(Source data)

— Start —

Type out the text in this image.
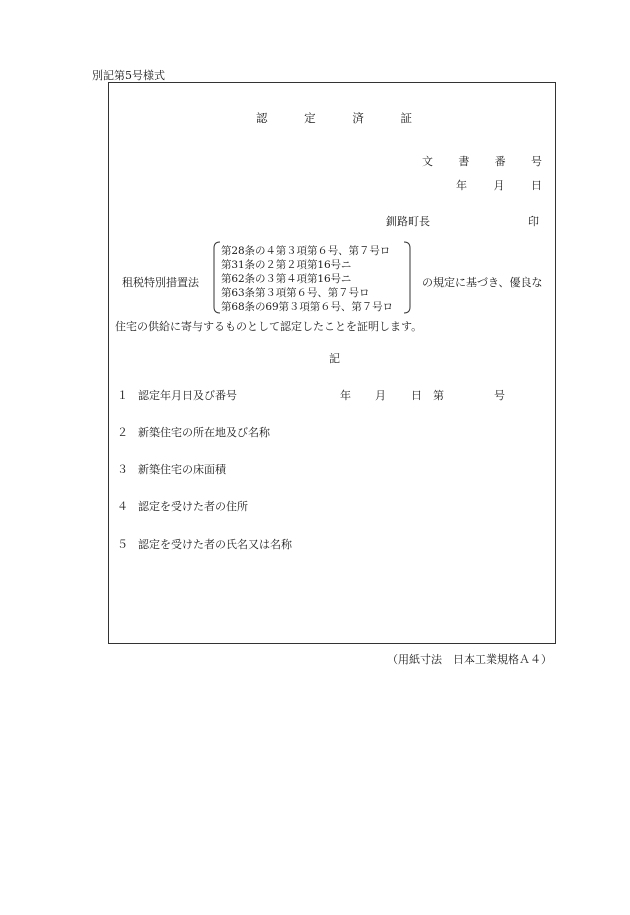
別記第5号様式
認	定	済	証
文 書 番 号
年 月 日
釧路町長	印
租税特別措置法
第28条の４第３項第６号、第７号ロ
第31条の２第２項第16号ニ
第62条の３第４項第16号ニ
第63条第３項第６号、第７号ロ
第68条の69第３項第６号、第７号ロ
の規定に基づき、優良な
住宅の供給に寄与するものとして認定したことを証明します。
記
１ 認定年月日及び番号	年 月 日 第	号
２ 新築住宅の所在地及び名称
３ 新築住宅の床面積
４ 認定を受けた者の住所
５ 認定を受けた者の氏名又は名称
（用紙寸法　日本工業規格Ａ４）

— End —

### THE TASK
Copy the records above exactly, omitting every picture.

### CORRECT ANSWER
Type out the text in this image.
別記第5号様式
認	定	済	証
文 書 番 号
年 月 日
釧路町長	印
租税特別措置法
第28条の４第３項第６号、第７号ロ
第31条の２第２項第16号ニ
第62条の３第４項第16号ニ
第63条第３項第６号、第７号ロ
第68条の69第３項第６号、第７号ロ
の規定に基づき、優良な
住宅の供給に寄与するものとして認定したことを証明します。
記
１ 認定年月日及び番号	年 月 日 第	号
２ 新築住宅の所在地及び名称
３ 新築住宅の床面積
４ 認定を受けた者の住所
５ 認定を受けた者の氏名又は名称
（用紙寸法　日本工業規格Ａ４）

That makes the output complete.